▶ [Set exercise]: Gather up every line that includes the string "dAVM".

[Recorded data]
□ □ □ □ □ □ □
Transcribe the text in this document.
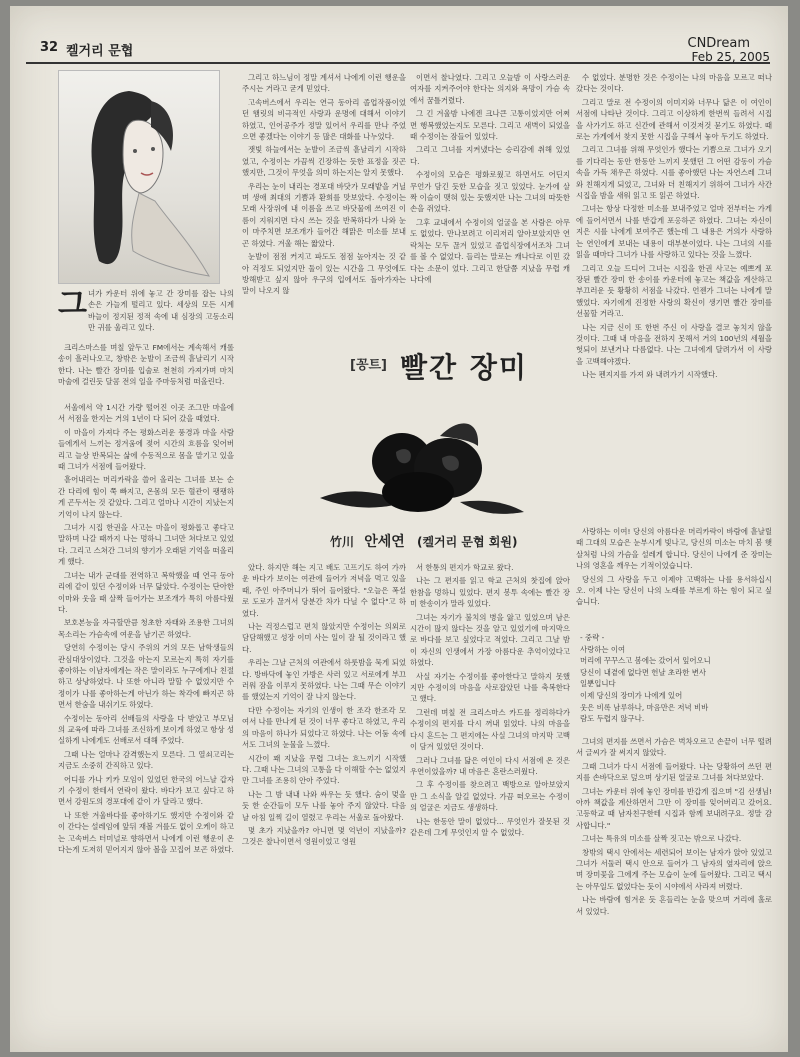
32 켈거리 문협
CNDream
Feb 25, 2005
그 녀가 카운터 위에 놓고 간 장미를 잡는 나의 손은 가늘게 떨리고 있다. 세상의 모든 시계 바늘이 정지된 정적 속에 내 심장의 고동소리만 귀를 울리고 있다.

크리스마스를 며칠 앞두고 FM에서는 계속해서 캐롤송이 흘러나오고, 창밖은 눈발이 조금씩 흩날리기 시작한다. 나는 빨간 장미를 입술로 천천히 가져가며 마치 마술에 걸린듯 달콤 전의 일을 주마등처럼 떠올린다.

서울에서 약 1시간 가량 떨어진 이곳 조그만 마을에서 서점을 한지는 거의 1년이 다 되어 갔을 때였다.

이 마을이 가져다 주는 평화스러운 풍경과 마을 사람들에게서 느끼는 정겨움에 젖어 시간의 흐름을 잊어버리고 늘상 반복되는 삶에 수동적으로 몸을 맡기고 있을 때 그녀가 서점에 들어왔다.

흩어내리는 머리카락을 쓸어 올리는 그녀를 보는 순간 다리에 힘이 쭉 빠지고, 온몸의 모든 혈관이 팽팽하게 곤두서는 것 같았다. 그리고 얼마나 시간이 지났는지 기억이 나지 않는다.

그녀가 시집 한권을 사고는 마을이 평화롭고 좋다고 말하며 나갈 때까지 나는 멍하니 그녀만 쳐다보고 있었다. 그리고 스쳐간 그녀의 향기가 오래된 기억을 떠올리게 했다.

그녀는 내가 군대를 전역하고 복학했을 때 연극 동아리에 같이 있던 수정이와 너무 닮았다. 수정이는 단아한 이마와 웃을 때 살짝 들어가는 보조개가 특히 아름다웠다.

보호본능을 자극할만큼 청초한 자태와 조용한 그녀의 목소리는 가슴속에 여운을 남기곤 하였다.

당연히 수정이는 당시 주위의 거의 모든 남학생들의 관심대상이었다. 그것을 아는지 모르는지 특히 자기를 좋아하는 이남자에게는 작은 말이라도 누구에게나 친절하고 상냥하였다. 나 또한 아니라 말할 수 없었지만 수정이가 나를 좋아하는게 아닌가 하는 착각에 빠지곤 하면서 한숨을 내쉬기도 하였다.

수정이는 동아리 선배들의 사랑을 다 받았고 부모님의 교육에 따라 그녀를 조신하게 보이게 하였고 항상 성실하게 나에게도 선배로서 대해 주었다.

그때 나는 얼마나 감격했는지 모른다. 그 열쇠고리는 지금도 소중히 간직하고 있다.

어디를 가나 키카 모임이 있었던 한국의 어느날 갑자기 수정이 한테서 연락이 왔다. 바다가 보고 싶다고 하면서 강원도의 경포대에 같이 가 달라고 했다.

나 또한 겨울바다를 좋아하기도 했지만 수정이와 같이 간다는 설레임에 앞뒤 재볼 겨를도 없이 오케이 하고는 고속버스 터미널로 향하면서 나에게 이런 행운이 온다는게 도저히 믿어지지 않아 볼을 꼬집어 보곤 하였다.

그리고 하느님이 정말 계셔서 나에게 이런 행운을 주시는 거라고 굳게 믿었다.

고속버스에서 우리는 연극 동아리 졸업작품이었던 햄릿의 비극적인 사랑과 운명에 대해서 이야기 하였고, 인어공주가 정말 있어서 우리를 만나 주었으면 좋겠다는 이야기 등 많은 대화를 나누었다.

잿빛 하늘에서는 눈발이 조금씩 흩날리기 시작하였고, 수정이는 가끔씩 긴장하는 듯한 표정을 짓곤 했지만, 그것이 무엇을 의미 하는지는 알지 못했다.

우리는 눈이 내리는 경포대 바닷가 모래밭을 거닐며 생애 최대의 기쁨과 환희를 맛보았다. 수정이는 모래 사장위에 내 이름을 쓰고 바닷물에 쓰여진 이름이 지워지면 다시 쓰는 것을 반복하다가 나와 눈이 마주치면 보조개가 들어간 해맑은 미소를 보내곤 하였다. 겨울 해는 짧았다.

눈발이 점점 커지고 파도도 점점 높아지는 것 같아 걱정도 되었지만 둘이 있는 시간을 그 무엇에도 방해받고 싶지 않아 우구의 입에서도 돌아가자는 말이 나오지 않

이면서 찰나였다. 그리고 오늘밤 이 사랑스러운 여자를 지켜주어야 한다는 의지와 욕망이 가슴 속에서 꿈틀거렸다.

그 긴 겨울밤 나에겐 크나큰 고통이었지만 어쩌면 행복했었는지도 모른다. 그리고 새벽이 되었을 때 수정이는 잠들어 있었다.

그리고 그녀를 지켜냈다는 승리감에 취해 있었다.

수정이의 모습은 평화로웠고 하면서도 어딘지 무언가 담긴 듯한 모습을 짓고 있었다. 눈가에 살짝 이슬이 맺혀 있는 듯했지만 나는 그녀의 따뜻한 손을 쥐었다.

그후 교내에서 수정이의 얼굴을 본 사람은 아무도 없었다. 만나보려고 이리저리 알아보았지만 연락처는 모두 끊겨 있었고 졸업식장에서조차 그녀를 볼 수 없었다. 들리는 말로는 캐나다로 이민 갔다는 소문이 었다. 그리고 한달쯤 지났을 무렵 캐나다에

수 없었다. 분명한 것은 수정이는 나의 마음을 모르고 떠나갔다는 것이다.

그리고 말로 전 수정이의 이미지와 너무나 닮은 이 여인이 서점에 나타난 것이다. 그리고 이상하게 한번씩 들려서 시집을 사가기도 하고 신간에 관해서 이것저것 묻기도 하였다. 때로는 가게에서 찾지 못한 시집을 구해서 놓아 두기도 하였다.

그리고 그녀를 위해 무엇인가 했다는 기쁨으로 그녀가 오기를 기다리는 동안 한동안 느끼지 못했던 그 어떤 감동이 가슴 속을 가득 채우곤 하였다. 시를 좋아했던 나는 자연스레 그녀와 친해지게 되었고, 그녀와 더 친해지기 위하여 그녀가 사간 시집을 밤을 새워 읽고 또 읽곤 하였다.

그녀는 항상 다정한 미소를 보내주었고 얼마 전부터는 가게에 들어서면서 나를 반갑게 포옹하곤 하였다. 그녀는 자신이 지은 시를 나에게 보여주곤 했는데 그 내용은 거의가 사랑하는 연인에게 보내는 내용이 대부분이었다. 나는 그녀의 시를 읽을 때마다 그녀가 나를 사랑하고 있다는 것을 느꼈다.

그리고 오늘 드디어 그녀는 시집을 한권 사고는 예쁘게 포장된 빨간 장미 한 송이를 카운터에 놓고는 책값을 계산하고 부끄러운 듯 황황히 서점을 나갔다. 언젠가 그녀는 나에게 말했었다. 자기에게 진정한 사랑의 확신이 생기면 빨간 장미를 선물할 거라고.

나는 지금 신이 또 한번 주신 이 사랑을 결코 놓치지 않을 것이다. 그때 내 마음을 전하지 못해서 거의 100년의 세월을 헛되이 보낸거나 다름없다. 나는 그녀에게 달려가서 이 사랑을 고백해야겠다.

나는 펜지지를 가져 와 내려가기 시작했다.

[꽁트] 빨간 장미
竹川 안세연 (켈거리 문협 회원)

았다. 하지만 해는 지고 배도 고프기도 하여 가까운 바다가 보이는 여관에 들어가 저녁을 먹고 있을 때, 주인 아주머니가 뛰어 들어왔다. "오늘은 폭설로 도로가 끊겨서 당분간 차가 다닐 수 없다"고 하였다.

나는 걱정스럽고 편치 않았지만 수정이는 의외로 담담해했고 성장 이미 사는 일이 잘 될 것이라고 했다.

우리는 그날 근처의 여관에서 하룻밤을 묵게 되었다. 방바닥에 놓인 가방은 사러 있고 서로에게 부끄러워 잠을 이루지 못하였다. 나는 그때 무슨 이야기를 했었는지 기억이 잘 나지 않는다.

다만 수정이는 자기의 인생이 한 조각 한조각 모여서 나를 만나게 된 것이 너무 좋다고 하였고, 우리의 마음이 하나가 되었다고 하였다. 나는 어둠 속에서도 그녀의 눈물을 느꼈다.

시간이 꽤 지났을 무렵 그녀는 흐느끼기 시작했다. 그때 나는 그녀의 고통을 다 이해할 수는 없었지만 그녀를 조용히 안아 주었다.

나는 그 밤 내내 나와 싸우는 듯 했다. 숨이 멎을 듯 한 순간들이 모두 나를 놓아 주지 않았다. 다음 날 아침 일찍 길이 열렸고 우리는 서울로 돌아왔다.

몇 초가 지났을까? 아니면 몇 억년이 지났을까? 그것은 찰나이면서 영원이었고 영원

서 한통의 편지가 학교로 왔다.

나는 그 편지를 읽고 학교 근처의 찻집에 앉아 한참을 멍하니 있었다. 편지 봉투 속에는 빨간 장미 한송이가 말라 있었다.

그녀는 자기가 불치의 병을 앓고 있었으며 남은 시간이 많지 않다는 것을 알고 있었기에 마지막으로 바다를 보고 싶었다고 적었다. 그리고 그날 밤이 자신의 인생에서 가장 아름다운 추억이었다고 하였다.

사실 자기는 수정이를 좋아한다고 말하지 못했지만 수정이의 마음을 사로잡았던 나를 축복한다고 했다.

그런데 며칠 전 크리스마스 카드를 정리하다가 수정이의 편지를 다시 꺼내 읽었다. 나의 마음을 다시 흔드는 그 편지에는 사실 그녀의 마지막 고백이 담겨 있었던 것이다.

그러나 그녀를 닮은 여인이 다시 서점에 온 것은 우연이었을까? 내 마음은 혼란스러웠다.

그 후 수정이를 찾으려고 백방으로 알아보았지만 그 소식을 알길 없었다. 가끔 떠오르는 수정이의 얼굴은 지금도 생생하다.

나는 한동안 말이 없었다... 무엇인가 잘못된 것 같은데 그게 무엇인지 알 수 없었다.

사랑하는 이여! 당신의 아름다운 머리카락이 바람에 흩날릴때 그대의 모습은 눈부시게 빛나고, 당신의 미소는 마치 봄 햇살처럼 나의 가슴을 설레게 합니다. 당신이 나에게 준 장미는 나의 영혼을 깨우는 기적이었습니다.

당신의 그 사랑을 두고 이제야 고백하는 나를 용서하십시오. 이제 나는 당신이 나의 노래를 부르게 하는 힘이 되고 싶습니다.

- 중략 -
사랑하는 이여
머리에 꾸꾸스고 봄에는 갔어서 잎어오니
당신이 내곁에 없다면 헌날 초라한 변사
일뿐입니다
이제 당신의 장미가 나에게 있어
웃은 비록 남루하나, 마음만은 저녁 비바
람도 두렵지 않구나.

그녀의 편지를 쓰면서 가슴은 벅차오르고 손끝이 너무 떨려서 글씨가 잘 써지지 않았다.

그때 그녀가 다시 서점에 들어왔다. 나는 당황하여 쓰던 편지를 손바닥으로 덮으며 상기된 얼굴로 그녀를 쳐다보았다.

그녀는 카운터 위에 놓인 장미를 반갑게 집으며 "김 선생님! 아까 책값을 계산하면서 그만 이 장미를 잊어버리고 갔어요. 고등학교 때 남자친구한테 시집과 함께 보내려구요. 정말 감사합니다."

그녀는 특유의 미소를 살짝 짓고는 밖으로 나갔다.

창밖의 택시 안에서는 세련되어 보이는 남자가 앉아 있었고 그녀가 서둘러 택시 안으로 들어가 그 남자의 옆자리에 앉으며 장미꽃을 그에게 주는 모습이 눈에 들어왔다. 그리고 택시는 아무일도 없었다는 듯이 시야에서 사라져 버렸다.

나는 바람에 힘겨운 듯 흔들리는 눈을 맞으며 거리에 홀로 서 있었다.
□ □ □ □ □ □ □
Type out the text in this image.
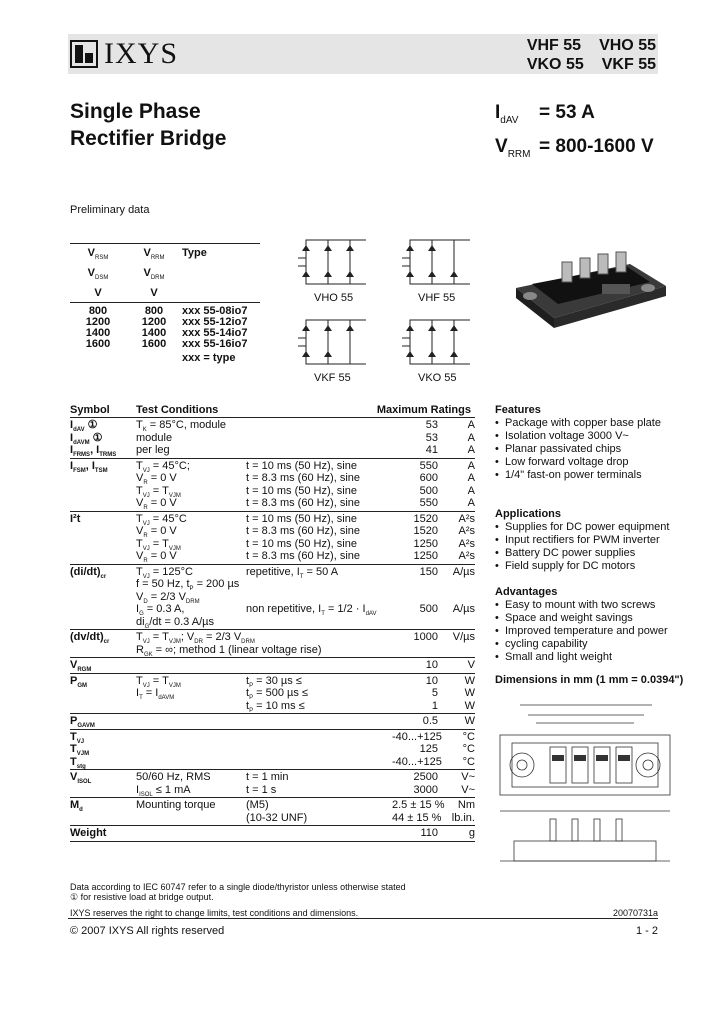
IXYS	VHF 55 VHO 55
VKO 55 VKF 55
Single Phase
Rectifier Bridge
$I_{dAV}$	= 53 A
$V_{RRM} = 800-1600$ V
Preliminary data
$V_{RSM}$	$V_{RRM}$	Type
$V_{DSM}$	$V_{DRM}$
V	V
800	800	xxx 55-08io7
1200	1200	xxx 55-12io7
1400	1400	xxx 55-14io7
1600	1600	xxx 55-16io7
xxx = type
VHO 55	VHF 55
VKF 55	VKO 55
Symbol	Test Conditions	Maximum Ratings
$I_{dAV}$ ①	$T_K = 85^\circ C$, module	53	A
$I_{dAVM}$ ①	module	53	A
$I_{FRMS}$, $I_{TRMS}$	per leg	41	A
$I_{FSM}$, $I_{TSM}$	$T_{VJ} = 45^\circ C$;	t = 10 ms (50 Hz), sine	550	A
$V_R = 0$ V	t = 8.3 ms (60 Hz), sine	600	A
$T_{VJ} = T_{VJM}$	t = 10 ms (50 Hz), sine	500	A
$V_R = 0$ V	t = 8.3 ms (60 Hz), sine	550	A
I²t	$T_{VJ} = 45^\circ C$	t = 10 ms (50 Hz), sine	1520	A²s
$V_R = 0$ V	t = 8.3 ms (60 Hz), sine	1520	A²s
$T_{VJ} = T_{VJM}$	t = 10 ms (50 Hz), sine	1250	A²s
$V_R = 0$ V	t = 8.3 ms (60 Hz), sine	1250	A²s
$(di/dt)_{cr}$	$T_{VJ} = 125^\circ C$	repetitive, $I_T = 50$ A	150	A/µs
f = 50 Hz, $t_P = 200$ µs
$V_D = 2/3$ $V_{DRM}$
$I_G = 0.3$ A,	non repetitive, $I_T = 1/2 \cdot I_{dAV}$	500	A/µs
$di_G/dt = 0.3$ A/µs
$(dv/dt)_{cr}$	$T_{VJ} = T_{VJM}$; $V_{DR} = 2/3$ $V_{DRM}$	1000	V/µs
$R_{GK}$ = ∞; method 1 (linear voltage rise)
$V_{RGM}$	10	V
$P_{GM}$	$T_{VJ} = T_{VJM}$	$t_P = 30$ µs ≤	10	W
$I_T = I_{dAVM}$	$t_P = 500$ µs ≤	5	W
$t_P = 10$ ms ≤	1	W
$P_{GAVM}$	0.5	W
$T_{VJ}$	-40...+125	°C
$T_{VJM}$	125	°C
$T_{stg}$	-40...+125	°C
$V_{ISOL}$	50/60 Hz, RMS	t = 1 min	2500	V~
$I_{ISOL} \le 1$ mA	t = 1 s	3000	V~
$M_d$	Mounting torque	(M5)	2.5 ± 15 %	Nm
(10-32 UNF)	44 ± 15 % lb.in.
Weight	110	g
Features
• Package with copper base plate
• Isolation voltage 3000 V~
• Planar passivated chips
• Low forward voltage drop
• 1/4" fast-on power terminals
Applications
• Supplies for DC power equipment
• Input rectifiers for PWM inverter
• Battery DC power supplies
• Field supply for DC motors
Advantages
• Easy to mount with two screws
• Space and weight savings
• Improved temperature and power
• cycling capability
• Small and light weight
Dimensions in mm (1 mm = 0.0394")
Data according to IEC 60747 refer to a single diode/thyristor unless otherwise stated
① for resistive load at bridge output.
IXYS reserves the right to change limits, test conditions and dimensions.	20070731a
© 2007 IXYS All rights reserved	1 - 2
□ □ □ □ □ □ □
▶ [Answer to this problem]:
$I_{dAVM}$ ①	module	53	A
$I_T = I_{dAVM}$	$t_P = 500$ µs ≤	5	W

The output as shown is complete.